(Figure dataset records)
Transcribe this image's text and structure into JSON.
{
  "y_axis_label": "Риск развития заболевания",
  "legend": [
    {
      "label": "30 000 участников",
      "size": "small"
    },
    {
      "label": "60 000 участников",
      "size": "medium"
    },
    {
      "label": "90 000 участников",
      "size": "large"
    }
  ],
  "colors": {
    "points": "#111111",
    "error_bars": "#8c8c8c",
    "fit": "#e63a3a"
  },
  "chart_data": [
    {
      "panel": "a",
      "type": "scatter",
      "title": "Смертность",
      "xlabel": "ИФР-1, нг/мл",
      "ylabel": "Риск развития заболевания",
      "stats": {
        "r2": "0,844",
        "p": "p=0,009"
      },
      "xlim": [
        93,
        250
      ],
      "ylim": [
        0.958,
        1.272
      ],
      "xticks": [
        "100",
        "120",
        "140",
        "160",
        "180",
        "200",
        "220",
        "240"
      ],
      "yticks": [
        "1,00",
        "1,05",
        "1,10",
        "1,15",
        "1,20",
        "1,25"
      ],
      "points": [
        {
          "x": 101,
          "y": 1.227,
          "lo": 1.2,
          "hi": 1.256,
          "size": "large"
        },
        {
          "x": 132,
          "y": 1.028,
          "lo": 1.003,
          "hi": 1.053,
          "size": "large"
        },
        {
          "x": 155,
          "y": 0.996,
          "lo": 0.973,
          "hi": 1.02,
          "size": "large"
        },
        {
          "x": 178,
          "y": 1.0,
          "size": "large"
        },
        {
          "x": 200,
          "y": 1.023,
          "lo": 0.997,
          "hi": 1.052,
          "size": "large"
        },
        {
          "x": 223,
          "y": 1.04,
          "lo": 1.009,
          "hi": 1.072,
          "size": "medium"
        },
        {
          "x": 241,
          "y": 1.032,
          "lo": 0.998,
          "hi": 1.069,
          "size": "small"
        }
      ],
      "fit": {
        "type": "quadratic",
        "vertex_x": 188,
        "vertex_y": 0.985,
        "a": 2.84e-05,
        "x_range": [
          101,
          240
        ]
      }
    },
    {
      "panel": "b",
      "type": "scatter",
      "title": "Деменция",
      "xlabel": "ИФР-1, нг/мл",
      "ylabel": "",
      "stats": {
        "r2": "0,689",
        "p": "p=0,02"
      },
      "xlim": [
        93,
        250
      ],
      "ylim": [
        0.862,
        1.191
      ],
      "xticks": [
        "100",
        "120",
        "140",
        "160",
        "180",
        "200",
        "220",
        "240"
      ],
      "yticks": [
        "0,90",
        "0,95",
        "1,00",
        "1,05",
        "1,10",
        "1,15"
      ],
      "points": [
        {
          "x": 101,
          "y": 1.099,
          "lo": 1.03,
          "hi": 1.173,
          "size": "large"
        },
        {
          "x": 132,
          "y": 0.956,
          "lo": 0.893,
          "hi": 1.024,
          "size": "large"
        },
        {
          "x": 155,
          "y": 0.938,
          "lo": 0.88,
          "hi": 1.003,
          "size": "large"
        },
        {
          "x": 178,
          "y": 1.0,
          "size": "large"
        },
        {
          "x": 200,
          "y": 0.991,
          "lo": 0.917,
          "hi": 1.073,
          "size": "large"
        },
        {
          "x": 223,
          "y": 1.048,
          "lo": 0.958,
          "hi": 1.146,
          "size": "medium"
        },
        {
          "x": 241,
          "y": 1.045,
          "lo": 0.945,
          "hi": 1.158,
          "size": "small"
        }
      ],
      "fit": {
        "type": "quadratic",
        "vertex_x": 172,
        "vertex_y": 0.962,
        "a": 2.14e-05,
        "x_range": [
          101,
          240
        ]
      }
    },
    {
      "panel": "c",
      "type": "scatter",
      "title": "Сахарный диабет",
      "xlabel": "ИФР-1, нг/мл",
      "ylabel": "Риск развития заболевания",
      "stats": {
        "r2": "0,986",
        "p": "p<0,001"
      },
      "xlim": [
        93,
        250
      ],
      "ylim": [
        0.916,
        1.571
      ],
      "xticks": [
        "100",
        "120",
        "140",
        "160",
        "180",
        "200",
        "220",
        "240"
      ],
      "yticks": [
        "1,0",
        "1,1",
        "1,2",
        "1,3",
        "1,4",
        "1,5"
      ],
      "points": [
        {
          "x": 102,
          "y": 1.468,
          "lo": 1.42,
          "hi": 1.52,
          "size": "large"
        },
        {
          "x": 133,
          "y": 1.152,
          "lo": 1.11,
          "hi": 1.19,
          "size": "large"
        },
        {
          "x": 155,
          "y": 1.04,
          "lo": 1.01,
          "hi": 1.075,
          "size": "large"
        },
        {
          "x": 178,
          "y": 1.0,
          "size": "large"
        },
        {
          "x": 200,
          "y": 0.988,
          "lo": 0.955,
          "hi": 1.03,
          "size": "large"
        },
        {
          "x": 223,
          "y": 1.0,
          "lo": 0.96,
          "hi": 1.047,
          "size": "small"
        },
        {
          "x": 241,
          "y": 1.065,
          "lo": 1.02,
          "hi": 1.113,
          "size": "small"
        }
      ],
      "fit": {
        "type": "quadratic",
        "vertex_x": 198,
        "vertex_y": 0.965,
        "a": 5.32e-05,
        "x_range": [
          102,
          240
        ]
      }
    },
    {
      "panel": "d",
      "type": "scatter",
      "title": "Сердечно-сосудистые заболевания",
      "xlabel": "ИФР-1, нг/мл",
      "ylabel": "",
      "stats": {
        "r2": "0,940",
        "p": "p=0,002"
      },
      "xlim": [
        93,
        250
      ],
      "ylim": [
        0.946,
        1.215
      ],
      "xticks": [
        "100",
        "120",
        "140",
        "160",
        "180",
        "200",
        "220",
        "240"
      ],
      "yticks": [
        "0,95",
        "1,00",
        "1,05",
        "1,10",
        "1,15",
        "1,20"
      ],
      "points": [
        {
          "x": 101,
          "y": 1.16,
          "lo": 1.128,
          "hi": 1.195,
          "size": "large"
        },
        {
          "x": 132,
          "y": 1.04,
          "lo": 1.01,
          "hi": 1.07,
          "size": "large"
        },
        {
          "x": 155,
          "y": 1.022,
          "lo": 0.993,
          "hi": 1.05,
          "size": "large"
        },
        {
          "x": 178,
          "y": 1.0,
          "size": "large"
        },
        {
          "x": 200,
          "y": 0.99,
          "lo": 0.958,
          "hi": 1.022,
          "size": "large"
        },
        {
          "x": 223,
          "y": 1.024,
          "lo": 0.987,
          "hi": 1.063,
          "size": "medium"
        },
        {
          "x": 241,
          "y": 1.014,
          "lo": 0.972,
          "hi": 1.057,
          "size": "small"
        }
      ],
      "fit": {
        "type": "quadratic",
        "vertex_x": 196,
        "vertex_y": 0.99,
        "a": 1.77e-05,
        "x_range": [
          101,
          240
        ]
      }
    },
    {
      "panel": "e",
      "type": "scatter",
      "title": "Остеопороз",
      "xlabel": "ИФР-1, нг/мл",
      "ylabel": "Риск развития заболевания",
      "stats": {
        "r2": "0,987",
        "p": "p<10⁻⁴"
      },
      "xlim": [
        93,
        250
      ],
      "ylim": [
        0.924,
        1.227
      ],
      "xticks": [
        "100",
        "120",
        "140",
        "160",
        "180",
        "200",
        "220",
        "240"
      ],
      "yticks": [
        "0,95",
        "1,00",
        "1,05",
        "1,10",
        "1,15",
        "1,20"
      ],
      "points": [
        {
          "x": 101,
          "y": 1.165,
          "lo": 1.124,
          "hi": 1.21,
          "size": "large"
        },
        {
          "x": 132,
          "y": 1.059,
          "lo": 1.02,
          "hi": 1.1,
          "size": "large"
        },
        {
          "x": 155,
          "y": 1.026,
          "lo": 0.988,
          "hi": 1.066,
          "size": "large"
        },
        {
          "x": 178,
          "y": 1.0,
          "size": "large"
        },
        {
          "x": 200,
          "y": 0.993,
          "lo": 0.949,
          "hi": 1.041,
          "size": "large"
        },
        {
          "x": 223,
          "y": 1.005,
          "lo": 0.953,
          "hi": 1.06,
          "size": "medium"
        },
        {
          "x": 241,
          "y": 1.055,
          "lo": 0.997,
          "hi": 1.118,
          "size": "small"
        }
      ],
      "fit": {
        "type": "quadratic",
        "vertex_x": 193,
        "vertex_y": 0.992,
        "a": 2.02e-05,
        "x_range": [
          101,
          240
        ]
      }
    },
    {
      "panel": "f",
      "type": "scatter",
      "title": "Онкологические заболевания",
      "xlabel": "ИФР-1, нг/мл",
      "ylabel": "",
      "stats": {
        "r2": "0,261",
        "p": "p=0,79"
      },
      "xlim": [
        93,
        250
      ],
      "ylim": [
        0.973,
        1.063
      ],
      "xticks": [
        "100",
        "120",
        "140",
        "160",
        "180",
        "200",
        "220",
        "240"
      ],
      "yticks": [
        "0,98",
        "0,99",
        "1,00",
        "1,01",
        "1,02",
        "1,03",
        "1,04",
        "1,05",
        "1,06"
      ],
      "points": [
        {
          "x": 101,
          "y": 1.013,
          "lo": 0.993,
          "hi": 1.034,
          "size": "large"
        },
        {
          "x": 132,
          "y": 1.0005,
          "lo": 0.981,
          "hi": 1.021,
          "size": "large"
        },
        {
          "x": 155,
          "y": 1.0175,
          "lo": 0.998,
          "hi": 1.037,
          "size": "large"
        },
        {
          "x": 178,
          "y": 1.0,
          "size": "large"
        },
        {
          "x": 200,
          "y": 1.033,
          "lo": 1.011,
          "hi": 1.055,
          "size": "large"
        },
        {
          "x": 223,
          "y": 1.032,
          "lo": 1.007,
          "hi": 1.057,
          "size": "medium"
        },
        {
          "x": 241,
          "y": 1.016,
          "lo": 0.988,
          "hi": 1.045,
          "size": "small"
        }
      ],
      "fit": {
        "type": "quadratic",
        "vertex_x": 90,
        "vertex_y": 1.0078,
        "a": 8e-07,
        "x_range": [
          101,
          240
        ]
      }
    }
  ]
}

## [STATED EXERCISE]
Check every line for "title" and show the ones that have it.

## [ANSWER TO THIS TASK]
      "title": "Смертность",
      "title": "Деменция",
      "title": "Сахарный диабет",
      "title": "Сердечно-сосудистые заболевания",
      "title": "Остеопороз",
      "title": "Онкологические заболевания",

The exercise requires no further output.